Repeat every line below exactly as it reads.

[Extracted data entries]

*-*-*

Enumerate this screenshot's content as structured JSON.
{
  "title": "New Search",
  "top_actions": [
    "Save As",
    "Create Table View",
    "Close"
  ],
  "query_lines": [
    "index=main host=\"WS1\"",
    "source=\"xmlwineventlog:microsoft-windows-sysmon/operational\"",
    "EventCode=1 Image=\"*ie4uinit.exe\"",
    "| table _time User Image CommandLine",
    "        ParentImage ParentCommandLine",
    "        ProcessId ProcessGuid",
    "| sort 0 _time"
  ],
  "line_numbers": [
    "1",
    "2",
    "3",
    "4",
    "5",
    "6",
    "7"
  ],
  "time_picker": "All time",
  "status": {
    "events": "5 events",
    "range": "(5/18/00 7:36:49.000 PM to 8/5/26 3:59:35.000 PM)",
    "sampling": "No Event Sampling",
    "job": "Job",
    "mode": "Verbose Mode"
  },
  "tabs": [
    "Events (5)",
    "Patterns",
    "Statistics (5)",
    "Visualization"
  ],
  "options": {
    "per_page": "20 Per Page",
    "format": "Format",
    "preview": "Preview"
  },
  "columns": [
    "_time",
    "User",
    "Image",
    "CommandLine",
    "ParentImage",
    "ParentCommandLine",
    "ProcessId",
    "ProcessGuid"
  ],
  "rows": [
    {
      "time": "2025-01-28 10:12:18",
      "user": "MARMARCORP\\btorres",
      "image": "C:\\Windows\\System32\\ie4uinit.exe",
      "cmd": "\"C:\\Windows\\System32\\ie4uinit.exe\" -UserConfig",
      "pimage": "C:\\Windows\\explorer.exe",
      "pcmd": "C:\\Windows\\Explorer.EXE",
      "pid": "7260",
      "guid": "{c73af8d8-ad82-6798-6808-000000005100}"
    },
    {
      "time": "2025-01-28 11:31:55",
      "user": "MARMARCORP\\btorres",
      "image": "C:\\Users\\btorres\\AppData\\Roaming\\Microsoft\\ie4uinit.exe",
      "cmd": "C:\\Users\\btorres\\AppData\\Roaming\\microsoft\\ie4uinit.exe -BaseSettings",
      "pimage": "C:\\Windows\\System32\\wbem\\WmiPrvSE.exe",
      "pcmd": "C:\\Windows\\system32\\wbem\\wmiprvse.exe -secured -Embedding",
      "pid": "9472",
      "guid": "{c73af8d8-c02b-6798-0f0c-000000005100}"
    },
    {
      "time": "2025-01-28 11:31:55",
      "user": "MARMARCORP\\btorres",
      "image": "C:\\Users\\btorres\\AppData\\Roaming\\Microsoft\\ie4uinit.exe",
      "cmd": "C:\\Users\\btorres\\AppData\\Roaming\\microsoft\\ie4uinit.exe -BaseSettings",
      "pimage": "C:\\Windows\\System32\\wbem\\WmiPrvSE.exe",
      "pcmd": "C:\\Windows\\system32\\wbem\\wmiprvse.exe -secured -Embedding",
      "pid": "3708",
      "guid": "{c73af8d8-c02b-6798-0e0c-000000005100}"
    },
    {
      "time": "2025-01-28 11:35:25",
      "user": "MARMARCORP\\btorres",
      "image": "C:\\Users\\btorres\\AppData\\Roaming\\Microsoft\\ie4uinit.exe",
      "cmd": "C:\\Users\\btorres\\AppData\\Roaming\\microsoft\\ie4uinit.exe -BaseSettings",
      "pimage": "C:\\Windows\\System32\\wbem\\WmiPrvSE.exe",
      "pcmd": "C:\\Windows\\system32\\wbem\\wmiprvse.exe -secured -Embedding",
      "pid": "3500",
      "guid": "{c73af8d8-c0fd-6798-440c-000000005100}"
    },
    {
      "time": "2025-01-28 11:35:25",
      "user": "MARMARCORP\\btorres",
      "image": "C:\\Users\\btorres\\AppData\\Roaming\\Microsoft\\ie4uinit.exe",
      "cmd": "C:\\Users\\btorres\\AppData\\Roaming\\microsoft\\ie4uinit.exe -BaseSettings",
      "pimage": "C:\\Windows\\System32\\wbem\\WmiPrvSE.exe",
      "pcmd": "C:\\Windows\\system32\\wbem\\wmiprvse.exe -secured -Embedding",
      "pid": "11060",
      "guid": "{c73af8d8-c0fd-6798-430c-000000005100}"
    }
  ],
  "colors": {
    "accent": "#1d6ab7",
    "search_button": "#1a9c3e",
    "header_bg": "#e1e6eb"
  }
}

*-*-*

= Correct result =
Enumerate this screenshot's content as structured JSON.
{
  "title": "New Search",
  "top_actions": [
    "Save As",
    "Create Table View",
    "Close"
  ],
  "query_lines": [
    "index=main host=\"WS1\"",
    "source=\"xmlwineventlog:microsoft-windows-sysmon/operational\"",
    "EventCode=1 Image=\"*ie4uinit.exe\"",
    "| table _time User Image CommandLine",
    "        ParentImage ParentCommandLine",
    "        ProcessId ProcessGuid",
    "| sort 0 _time"
  ],
  "line_numbers": [
    "1",
    "2",
    "3",
    "4",
    "5",
    "6",
    "7"
  ],
  "time_picker": "All time",
  "status": {
    "events": "5 events",
    "range": "(5/18/00 7:36:49.000 PM to 8/5/26 3:59:35.000 PM)",
    "sampling": "No Event Sampling",
    "job": "Job",
    "mode": "Verbose Mode"
  },
  "tabs": [
    "Events (5)",
    "Patterns",
    "Statistics (5)",
    "Visualization"
  ],
  "options": {
    "per_page": "20 Per Page",
    "format": "Format",
    "preview": "Preview"
  },
  "columns": [
    "_time",
    "User",
    "Image",
    "CommandLine",
    "ParentImage",
    "ParentCommandLine",
    "ProcessId",
    "ProcessGuid"
  ],
  "rows": [
    {
      "time": "2025-01-28 10:12:18",
      "user": "MARMARCORP\\btorres",
      "image": "C:\\Windows\\System32\\ie4uinit.exe",
      "cmd": "\"C:\\Windows\\System32\\ie4uinit.exe\" -UserConfig",
      "pimage": "C:\\Windows\\explorer.exe",
      "pcmd": "C:\\Windows\\Explorer.EXE",
      "pid": "7260",
      "guid": "{c73af8d8-ad82-6798-6808-000000005100}"
    },
    {
      "time": "2025-01-28 11:31:55",
      "user": "MARMARCORP\\btorres",
      "image": "C:\\Users\\btorres\\AppData\\Roaming\\Microsoft\\ie4uinit.exe",
      "cmd": "C:\\Users\\btorres\\AppData\\Roaming\\microsoft\\ie4uinit.exe -BaseSettings",
      "pimage": "C:\\Windows\\System32\\wbem\\WmiPrvSE.exe",
      "pcmd": "C:\\Windows\\system32\\wbem\\wmiprvse.exe -secured -Embedding",
      "pid": "9472",
      "guid": "{c73af8d8-c02b-6798-0f0c-000000005100}"
    },
    {
      "time": "2025-01-28 11:31:55",
      "user": "MARMARCORP\\btorres",
      "image": "C:\\Users\\btorres\\AppData\\Roaming\\Microsoft\\ie4uinit.exe",
      "cmd": "C:\\Users\\btorres\\AppData\\Roaming\\microsoft\\ie4uinit.exe -BaseSettings",
      "pimage": "C:\\Windows\\System32\\wbem\\WmiPrvSE.exe",
      "pcmd": "C:\\Windows\\system32\\wbem\\wmiprvse.exe -secured -Embedding",
      "pid": "3708",
      "guid": "{c73af8d8-c02b-6798-0e0c-000000005100}"
    },
    {
      "time": "2025-01-28 11:35:25",
      "user": "MARMARCORP\\btorres",
      "image": "C:\\Users\\btorres\\AppData\\Roaming\\Microsoft\\ie4uinit.exe",
      "cmd": "C:\\Users\\btorres\\AppData\\Roaming\\microsoft\\ie4uinit.exe -BaseSettings",
      "pimage": "C:\\Windows\\System32\\wbem\\WmiPrvSE.exe",
      "pcmd": "C:\\Windows\\system32\\wbem\\wmiprvse.exe -secured -Embedding",
      "pid": "3500",
      "guid": "{c73af8d8-c0fd-6798-440c-000000005100}"
    },
    {
      "time": "2025-01-28 11:35:25",
      "user": "MARMARCORP\\btorres",
      "image": "C:\\Users\\btorres\\AppData\\Roaming\\Microsoft\\ie4uinit.exe",
      "cmd": "C:\\Users\\btorres\\AppData\\Roaming\\microsoft\\ie4uinit.exe -BaseSettings",
      "pimage": "C:\\Windows\\System32\\wbem\\WmiPrvSE.exe",
      "pcmd": "C:\\Windows\\system32\\wbem\\wmiprvse.exe -secured -Embedding",
      "pid": "11060",
      "guid": "{c73af8d8-c0fd-6798-430c-000000005100}"
    }
  ],
  "colors": {
    "accent": "#1d6ab7",
    "search_button": "#1a9c3e",
    "header_bg": "#e1e6eb"
  }
}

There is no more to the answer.